Problem
Look through the material below. Copy each line that contains the string "from".

Lines of data

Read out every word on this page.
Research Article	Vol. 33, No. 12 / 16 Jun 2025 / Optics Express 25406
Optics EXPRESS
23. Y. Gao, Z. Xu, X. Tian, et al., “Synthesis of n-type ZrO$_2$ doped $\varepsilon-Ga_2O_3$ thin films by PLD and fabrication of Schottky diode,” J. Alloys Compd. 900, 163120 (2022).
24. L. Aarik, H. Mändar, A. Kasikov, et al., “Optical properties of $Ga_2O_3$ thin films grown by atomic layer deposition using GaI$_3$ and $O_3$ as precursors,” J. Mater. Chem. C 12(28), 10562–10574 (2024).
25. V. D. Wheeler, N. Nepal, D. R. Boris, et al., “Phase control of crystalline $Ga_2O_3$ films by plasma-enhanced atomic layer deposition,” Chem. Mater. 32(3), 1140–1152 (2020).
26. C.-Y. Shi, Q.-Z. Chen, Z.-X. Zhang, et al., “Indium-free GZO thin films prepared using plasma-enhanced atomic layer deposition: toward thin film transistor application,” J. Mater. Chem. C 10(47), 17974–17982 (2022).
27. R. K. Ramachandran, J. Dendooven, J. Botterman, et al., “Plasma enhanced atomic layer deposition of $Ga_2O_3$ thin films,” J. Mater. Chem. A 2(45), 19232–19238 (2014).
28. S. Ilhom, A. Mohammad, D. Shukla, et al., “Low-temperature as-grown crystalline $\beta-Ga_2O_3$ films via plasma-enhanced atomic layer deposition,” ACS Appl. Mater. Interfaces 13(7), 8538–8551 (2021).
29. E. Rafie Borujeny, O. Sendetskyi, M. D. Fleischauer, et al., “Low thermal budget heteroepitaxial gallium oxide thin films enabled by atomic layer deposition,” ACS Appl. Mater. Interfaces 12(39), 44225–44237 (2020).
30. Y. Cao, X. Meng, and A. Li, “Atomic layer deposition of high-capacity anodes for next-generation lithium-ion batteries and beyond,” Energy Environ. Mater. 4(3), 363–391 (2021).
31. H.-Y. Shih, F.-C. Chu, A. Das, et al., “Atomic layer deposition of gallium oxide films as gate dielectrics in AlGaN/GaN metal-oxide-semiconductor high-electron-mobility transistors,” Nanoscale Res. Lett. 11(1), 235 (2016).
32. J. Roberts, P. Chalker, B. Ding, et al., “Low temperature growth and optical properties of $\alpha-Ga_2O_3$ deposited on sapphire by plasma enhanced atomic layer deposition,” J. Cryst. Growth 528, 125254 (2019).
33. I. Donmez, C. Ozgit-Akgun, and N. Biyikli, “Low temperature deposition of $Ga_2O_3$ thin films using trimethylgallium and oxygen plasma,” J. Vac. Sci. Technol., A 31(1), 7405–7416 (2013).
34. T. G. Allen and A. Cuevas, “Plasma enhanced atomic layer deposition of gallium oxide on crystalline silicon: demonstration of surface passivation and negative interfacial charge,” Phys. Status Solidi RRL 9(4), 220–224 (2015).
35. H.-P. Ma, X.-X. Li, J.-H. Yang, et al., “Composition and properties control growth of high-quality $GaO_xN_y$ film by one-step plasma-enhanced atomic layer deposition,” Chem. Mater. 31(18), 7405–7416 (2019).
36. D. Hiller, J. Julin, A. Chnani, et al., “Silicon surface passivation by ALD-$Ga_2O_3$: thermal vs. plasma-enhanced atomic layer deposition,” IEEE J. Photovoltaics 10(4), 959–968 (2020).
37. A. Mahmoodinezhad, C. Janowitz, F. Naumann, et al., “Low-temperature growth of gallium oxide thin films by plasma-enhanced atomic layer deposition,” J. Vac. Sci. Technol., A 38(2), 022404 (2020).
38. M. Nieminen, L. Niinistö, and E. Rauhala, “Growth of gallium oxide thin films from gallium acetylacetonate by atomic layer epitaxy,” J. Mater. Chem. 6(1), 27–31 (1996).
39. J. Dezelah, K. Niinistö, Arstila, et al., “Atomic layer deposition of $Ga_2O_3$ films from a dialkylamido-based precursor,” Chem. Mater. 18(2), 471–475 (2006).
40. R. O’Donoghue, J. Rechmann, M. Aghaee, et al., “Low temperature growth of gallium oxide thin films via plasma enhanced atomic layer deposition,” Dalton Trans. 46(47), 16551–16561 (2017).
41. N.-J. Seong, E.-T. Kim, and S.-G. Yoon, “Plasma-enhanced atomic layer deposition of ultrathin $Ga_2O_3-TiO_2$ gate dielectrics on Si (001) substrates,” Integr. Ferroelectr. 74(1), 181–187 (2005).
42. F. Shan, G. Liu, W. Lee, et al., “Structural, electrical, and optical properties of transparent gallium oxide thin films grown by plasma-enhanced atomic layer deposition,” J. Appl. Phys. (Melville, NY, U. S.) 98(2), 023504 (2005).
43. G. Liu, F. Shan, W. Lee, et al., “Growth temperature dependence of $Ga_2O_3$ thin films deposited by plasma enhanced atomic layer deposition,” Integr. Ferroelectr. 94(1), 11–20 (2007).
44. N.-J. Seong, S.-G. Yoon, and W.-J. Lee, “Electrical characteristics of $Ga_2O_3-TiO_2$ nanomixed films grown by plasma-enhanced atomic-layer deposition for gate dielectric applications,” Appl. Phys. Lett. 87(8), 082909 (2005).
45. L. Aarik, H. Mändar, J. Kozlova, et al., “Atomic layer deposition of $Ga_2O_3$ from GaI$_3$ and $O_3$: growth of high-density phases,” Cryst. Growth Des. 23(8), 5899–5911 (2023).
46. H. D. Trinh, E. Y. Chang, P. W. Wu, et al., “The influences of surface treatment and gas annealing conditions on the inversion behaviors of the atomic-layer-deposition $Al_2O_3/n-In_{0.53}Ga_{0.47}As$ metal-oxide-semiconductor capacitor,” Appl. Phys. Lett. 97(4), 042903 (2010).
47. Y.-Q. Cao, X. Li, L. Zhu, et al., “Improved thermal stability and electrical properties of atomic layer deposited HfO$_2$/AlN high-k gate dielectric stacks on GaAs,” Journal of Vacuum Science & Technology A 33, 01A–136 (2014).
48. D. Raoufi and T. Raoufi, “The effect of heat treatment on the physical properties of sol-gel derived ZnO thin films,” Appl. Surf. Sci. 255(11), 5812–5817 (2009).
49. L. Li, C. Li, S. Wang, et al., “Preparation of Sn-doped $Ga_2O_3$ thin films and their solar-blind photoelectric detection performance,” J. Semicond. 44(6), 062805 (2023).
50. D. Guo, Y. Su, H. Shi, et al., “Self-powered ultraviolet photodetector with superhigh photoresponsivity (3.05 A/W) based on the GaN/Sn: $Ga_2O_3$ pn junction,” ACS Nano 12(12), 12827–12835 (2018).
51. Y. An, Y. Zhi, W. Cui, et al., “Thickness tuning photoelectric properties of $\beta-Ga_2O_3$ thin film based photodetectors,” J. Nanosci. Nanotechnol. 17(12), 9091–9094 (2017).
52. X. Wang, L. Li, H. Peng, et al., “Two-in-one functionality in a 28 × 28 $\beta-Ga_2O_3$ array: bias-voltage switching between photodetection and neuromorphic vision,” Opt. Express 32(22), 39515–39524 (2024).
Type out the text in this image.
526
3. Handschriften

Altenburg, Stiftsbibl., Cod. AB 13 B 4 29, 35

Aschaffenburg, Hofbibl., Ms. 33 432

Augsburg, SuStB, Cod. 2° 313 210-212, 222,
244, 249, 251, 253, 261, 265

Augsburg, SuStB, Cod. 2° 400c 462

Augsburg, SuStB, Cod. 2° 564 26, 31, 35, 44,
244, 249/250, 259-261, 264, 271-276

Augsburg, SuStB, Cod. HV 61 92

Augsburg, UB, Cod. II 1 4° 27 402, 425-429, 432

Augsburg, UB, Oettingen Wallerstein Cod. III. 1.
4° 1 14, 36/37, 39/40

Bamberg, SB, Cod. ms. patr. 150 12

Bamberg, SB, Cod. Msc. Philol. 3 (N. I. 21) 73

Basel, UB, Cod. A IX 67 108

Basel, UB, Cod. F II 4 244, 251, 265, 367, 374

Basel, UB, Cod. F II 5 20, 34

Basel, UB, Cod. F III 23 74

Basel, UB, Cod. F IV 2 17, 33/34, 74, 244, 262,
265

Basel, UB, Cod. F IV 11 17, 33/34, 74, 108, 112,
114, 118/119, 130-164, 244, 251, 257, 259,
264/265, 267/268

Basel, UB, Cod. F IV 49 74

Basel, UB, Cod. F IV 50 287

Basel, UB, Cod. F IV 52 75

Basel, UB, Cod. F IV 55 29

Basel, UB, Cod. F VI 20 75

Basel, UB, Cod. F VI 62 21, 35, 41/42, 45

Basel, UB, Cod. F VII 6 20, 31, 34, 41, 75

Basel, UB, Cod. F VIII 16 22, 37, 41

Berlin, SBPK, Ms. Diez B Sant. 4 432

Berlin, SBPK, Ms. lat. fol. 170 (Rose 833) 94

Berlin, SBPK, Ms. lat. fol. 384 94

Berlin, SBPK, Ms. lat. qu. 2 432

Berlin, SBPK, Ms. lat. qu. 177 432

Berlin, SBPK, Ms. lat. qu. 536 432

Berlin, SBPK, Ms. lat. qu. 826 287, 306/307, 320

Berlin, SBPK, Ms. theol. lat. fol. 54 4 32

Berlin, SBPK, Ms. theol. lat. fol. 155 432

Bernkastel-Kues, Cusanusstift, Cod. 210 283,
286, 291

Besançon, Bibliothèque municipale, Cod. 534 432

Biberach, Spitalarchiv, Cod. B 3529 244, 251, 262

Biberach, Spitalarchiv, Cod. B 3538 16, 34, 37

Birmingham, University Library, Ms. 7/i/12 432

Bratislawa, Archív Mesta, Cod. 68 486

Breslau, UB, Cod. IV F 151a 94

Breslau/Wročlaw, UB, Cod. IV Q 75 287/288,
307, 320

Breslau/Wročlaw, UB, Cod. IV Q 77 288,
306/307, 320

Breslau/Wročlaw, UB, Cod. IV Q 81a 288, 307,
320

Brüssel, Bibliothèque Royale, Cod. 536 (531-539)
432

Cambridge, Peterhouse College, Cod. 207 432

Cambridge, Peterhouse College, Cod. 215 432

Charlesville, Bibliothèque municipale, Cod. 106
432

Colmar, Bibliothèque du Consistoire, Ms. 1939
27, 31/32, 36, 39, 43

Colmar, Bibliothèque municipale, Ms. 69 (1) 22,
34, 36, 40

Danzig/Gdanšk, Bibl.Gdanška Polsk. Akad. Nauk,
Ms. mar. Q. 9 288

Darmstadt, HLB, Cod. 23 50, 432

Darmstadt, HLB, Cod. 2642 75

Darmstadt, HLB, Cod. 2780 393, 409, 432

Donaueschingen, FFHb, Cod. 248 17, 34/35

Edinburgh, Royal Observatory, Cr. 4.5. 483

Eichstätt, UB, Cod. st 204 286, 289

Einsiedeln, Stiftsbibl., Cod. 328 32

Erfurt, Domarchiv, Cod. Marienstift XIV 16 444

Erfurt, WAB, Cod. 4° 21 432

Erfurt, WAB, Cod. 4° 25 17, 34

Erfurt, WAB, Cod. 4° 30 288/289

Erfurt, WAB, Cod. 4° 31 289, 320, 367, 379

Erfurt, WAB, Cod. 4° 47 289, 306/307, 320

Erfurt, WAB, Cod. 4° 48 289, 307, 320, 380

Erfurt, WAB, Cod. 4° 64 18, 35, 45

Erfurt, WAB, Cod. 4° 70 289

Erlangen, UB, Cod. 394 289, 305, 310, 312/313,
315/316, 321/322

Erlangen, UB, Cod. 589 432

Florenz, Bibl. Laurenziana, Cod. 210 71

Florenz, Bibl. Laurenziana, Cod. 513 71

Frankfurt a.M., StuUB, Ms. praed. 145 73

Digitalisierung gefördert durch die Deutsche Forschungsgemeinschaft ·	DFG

Solution for this exercise
38. M. Nieminen, L. Niinistö, and E. Rauhala, “Growth of gallium oxide thin films from gallium acetylacetonate by atomic layer epitaxy,” J. Mater. Chem. 6(1), 27–31 (1996).
39. J. Dezelah, K. Niinistö, Arstila, et al., “Atomic layer deposition of $Ga_2O_3$ films from a dialkylamido-based precursor,” Chem. Mater. 18(2), 471–475 (2006).
45. L. Aarik, H. Mändar, J. Kozlova, et al., “Atomic layer deposition of $Ga_2O_3$ from GaI$_3$ and $O_3$: growth of high-density phases,” Cryst. Growth Des. 23(8), 5899–5911 (2023).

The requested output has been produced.